BEGIN Entries

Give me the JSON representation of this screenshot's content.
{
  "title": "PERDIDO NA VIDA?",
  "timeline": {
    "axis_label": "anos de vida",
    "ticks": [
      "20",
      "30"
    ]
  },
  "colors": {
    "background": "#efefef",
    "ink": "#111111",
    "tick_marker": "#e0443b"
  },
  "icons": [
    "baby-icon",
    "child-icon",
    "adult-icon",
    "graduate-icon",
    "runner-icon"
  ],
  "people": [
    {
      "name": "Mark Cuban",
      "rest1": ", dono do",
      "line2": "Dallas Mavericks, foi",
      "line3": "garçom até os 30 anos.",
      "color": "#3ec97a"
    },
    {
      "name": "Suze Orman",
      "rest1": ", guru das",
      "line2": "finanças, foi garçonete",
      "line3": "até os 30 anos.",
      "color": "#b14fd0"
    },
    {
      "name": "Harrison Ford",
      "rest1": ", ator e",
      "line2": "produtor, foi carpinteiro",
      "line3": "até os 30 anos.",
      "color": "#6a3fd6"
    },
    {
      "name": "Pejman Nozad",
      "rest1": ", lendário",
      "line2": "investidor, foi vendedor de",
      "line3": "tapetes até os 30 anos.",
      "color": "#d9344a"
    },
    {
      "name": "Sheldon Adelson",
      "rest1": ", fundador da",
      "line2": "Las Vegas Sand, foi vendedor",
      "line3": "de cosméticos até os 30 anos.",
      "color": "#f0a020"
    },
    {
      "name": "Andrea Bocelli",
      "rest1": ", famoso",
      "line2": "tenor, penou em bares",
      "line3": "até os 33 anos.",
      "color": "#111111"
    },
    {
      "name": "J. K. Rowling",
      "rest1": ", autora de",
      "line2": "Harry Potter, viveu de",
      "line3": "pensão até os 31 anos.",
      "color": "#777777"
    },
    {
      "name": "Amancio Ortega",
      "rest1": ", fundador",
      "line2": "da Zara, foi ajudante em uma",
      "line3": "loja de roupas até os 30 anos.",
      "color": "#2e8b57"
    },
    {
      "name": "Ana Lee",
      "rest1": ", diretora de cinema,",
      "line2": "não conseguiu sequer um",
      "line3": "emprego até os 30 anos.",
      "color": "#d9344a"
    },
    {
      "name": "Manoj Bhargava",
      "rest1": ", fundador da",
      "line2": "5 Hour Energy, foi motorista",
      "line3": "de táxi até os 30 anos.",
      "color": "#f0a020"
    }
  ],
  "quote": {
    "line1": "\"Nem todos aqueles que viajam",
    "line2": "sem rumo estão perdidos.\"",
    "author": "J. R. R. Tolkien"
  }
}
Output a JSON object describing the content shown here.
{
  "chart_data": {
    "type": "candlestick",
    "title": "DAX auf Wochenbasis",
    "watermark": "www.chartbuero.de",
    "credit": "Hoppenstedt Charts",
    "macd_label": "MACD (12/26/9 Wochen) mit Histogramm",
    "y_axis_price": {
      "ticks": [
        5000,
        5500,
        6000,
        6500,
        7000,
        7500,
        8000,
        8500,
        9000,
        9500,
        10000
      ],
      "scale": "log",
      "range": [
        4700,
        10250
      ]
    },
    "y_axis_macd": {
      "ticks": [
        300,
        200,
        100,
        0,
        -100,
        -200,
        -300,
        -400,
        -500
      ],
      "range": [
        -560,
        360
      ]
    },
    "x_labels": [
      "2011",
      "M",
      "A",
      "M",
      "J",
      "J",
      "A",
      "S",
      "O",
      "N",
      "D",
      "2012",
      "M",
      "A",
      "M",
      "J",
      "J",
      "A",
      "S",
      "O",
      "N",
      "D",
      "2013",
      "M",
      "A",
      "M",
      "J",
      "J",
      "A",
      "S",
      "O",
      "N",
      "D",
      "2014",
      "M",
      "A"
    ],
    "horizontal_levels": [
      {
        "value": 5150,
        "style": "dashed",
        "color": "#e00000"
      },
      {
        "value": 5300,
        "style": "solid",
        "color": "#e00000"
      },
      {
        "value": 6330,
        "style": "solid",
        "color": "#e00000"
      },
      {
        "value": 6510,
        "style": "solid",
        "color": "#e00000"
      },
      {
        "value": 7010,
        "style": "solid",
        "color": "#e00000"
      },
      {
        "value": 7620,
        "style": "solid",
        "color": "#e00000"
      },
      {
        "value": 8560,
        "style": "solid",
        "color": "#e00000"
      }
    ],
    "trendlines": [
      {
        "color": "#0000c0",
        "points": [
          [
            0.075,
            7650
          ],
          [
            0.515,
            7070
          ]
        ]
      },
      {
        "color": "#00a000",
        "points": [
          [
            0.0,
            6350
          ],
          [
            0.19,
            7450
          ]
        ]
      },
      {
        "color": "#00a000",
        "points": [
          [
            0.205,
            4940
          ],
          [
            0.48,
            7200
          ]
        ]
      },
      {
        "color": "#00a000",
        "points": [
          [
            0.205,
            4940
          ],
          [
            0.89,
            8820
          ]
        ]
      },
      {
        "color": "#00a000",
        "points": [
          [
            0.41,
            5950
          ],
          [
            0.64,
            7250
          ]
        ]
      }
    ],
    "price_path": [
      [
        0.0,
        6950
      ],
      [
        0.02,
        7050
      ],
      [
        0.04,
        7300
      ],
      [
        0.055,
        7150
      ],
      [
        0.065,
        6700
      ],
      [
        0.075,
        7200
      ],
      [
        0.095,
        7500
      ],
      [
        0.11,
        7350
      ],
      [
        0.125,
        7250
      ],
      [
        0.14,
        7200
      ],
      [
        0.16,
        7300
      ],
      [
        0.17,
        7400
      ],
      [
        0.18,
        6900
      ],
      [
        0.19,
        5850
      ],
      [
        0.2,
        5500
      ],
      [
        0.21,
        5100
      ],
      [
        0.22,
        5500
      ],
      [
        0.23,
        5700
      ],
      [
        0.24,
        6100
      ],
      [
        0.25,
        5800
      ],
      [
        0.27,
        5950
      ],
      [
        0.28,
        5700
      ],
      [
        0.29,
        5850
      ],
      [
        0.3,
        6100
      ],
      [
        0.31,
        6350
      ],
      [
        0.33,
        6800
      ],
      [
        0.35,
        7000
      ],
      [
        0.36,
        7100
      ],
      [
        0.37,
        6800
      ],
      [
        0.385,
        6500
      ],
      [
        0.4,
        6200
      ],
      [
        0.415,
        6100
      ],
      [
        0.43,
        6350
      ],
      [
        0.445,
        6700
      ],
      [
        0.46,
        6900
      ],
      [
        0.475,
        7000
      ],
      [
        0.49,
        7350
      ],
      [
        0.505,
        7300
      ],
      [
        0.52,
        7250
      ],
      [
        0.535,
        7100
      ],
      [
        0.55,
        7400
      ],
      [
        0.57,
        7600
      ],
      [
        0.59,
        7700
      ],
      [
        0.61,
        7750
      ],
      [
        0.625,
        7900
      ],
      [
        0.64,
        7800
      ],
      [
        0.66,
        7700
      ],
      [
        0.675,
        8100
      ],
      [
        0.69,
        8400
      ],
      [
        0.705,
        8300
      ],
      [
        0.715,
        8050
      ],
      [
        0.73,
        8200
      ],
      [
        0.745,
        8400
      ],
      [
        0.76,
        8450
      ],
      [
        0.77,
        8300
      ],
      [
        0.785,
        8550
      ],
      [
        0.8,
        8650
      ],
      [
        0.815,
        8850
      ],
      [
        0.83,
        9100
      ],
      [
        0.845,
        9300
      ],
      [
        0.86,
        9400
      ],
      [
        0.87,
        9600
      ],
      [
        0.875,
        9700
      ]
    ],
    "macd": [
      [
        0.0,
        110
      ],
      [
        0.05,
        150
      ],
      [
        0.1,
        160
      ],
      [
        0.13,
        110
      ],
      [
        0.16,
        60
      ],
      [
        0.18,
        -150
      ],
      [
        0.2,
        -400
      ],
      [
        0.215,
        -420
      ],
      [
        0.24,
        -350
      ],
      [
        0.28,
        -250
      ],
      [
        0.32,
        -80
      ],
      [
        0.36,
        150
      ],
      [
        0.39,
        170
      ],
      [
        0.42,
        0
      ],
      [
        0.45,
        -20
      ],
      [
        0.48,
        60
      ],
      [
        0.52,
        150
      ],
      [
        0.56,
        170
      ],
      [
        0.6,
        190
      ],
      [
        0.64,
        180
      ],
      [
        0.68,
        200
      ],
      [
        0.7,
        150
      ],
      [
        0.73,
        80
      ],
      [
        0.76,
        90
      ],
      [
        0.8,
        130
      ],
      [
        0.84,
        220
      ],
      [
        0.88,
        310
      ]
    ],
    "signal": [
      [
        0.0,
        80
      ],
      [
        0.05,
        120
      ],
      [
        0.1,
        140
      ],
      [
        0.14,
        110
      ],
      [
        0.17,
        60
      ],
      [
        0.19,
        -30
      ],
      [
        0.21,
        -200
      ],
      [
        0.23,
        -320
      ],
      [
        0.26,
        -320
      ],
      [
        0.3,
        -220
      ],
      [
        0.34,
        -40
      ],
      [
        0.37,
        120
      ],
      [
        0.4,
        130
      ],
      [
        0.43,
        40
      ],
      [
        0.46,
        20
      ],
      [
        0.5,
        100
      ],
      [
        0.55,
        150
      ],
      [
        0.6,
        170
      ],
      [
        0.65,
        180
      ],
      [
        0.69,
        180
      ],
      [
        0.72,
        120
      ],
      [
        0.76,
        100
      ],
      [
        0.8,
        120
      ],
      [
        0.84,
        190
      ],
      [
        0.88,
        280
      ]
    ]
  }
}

END Entries

Go through the listing above and pull out each line containing the word "value".

        "value": 5150,
        "value": 5300,
        "value": 6330,
        "value": 6510,
        "value": 7010,
        "value": 7620,
        "value": 8560,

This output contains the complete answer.